──────── Bloc de texte

Les dégâts mécaniques

Les solutions pratiques mises en oeuvre lors du stockage pour prévenir les dégâts mécaniques peuvent donner des idées :
- jamais d'étagères basses que le nettoyage des sols pourrait atteindre;
- jamais d'étiquettes au dos des livres; on voit donc, dépassant des volumes, une forêt de signets de papier (flags) portant les cotes;
- jamais de livres sur la tranche, les grands volumes sont stockés à plat;
- pour protéger les livres sur les rayons, un arsenal varié de chemises à rabat, boîtes ou dossiers; ce matériel confectionné sur place, plus ou moins rapidement selon son importance et la rigidité souhaitée, est fait sur mesure et, bien entendu, avec des papiers mieux que neutres : ils sont à réserve alcaline de façon à ce que la substance tampon absorbe l'acidité ambiante et assure aussi une protection sur le plan chimique.

Ce qui est remarquable, c'est l'importance de cette production sur place 1; nos moyens en finances et en personnel ne nous permettent en général de prendre ces mesures que pour quelques éléments particulièrement fragiles ou précieux.

Est également à signaler l'utilisation du mylar, un polyester neutre et stable, garanti 300 ans, pour fabriquer certaines de ces enveloppes à circulation d'air. Les bibliothécaires américains ont une grande confiance dans le caractère inerte de cette substance et l'emploient dans toutes les occasions : elle entre dans la composition du matériel qui protège les documents lors de leur stockage ou de leur exposition et elle sert au scellement (encapsulation).

Une dernière « astuce » enfin que nous avons relevée à la Newberry Library: le remplacement des poignées de portes par un gros bouton mural qu'on peut pousser d'un coup d'épaule et qui permet de convoyer une pile de livres avec moins de danger.

────────────────

▶ _Tâche à réaliser_
Pouvez-vous reproduire mot pour mot le passage du texte sur les dégâts mécaniques qui va de "Est également à" jusqu'à "au scellement (encapsulation)."?

──────── Entrées présentées

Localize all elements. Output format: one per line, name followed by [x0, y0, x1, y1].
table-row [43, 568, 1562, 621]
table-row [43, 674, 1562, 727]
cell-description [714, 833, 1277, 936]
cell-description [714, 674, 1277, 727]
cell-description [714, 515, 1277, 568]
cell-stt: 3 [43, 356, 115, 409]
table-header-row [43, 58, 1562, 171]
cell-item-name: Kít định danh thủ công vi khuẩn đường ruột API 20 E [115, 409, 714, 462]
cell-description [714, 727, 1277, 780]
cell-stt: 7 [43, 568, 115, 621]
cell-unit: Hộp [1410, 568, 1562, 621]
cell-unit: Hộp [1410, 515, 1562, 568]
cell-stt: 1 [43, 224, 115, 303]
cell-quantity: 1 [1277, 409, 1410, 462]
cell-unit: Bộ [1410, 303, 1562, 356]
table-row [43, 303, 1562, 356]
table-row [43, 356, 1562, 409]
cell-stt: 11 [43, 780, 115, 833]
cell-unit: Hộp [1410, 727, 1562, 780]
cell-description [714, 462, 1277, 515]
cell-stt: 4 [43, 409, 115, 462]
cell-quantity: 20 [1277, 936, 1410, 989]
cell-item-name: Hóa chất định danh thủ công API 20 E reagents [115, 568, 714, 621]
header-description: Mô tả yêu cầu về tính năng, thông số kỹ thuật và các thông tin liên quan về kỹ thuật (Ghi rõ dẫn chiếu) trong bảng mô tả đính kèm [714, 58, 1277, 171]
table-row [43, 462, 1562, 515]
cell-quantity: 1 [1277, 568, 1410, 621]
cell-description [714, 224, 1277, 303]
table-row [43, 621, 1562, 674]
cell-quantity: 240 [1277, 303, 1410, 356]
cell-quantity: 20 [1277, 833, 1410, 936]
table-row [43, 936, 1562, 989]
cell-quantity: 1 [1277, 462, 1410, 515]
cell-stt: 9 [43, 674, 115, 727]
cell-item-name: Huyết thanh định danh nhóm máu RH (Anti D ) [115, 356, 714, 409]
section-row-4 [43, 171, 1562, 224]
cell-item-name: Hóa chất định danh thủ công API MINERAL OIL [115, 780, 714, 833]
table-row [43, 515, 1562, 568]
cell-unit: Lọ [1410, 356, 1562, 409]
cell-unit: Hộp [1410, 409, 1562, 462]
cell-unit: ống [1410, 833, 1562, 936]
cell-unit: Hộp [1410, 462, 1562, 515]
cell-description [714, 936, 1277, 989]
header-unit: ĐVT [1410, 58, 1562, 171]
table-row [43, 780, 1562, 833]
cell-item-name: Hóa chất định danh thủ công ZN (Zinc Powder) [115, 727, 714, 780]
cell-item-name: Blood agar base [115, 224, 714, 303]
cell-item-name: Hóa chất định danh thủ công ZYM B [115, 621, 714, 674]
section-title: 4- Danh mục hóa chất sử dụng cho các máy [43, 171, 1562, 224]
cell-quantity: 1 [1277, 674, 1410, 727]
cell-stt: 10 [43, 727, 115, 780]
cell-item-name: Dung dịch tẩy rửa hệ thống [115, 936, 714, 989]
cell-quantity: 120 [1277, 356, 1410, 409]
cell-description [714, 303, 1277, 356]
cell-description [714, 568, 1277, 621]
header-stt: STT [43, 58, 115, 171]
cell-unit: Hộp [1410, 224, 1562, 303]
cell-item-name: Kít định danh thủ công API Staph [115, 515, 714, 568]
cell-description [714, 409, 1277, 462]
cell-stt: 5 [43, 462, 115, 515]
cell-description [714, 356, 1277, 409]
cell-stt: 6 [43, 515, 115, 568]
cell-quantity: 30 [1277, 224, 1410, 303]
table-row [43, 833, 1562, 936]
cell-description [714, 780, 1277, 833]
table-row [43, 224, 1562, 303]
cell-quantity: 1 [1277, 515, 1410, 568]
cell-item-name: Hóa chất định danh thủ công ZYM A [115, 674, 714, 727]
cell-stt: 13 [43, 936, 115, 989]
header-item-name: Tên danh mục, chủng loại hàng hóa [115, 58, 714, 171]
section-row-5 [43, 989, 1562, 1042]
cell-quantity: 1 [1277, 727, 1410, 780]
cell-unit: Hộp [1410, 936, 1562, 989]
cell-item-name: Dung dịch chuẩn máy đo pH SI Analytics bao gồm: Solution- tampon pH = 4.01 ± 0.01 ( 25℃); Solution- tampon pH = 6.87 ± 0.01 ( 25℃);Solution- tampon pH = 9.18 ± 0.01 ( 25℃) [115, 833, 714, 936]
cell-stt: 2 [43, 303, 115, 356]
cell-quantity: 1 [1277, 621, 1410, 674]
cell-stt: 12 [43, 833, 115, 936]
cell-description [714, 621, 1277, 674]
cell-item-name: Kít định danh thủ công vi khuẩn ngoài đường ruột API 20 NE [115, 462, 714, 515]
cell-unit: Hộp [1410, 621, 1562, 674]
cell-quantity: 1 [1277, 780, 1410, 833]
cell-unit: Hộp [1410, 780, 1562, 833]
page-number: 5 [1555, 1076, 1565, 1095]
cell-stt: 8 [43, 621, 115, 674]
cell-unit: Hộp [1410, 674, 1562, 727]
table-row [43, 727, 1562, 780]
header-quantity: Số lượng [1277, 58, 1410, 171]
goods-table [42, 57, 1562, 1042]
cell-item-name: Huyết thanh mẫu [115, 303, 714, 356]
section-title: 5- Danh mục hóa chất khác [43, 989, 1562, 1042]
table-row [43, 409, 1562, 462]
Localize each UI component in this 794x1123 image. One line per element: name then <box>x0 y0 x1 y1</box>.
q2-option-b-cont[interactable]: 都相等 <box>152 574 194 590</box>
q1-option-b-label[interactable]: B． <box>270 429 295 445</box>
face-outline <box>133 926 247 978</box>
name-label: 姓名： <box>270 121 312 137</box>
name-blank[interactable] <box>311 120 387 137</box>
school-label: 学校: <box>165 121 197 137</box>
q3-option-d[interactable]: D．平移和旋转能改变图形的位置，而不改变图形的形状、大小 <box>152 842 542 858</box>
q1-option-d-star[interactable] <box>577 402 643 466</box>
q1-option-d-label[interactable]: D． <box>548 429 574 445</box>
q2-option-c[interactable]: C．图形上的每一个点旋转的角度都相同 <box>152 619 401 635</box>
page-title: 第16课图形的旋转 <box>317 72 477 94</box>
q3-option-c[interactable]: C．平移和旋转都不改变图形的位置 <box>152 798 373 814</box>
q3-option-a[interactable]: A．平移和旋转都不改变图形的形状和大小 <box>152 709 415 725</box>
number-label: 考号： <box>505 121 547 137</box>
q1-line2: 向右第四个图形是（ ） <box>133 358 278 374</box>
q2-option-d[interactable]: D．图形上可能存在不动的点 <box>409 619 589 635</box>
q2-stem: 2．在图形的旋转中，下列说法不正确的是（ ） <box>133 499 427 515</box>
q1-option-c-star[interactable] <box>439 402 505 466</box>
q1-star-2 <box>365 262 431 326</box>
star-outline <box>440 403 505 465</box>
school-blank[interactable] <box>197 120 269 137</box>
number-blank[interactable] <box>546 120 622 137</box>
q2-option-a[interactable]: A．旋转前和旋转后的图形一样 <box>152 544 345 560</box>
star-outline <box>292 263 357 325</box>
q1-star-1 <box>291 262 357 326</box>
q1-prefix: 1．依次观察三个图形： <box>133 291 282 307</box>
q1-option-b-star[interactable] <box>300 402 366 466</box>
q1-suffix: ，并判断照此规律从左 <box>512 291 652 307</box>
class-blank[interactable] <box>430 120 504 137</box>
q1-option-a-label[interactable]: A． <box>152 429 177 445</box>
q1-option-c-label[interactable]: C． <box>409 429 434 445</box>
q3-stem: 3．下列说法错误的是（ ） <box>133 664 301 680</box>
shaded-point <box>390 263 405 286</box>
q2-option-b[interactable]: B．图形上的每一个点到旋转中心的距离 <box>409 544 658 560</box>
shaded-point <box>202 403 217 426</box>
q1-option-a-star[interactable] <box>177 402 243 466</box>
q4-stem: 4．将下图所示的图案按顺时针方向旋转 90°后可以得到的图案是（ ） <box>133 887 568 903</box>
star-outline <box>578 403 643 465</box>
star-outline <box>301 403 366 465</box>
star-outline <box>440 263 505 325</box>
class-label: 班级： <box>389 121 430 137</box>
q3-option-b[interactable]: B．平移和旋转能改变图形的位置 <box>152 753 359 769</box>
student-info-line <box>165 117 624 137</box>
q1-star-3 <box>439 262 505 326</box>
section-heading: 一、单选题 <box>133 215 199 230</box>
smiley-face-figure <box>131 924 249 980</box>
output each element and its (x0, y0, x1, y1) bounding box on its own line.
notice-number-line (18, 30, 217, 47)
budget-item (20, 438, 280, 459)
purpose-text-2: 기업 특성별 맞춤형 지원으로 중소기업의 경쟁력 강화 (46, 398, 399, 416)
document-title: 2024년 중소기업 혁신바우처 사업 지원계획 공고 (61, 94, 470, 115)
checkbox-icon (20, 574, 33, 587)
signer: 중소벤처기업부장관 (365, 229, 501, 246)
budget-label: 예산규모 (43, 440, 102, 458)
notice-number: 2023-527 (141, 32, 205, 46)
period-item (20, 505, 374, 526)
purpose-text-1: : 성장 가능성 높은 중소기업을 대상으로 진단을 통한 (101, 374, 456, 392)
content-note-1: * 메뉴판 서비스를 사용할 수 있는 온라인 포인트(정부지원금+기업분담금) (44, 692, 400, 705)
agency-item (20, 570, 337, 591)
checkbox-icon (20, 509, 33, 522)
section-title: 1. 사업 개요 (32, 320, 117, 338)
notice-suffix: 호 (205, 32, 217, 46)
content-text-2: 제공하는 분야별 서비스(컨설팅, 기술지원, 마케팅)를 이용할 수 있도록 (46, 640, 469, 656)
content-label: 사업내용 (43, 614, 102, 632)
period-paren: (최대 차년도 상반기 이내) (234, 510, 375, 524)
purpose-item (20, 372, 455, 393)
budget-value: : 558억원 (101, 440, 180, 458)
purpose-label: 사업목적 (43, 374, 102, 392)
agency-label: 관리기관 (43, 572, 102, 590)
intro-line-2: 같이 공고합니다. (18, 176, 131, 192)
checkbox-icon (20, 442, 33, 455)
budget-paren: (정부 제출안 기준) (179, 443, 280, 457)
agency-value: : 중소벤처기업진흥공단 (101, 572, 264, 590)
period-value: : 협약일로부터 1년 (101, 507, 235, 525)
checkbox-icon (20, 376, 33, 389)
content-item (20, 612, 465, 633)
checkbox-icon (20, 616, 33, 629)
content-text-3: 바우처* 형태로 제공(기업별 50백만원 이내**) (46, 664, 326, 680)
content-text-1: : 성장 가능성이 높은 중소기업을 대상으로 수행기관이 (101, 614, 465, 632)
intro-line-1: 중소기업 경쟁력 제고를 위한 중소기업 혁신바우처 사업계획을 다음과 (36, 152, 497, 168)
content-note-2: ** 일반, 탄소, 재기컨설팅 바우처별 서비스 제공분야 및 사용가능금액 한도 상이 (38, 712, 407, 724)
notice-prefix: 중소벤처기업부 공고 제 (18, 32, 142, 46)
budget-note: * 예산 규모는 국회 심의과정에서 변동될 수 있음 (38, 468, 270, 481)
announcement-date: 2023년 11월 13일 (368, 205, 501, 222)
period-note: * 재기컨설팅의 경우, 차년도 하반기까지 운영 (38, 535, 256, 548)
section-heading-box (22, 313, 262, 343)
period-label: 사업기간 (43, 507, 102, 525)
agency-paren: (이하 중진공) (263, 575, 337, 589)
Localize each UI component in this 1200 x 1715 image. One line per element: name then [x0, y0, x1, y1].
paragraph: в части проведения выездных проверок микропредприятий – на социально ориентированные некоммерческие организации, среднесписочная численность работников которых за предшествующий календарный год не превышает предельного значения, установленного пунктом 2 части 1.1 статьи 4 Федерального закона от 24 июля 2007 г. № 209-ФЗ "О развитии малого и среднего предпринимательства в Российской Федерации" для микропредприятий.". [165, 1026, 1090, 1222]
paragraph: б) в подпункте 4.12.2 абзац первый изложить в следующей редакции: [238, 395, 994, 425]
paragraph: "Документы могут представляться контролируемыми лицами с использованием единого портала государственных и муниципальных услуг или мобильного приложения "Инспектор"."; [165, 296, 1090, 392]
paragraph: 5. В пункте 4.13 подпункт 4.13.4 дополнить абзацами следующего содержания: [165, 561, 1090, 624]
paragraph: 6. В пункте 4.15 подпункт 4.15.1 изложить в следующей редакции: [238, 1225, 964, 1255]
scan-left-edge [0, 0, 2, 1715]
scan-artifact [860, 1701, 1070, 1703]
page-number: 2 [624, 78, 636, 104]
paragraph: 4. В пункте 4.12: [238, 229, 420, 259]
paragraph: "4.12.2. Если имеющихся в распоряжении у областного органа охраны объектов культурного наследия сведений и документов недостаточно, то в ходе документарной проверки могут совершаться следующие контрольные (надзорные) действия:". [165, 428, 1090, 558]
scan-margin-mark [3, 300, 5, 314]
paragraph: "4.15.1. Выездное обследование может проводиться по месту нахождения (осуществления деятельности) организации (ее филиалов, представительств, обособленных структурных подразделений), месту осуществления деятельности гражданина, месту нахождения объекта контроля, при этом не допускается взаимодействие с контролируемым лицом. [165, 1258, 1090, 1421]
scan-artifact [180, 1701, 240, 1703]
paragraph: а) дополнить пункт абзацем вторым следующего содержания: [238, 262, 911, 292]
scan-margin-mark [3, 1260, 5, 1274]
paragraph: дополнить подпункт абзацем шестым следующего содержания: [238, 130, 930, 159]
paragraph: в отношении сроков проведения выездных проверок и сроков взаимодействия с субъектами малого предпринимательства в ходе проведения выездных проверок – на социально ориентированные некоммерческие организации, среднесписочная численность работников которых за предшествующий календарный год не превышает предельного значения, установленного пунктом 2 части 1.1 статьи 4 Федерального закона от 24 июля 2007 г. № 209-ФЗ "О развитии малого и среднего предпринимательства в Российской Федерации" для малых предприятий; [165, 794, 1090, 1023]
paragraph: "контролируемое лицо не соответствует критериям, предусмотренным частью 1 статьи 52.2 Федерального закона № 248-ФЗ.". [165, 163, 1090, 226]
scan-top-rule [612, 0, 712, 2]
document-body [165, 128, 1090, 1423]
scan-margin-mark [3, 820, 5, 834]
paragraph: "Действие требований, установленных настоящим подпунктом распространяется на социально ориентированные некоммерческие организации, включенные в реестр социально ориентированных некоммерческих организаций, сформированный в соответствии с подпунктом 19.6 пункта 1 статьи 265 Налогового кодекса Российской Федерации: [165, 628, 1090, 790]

────────────────

▶ _Réponse ci-dessous_
Est également à signaler l'utilisation du mylar, un polyester neutre et stable, garanti 300 ans, pour fabriquer certaines de ces enveloppes à circulation d'air. Les bibliothécaires américains ont une grande confiance dans le caractère inerte de cette substance et l'emploient dans toutes les occasions : elle entre dans la composition du matériel qui protège les documents lors de leur stockage ou de leur exposition et elle sert au scellement (encapsulation).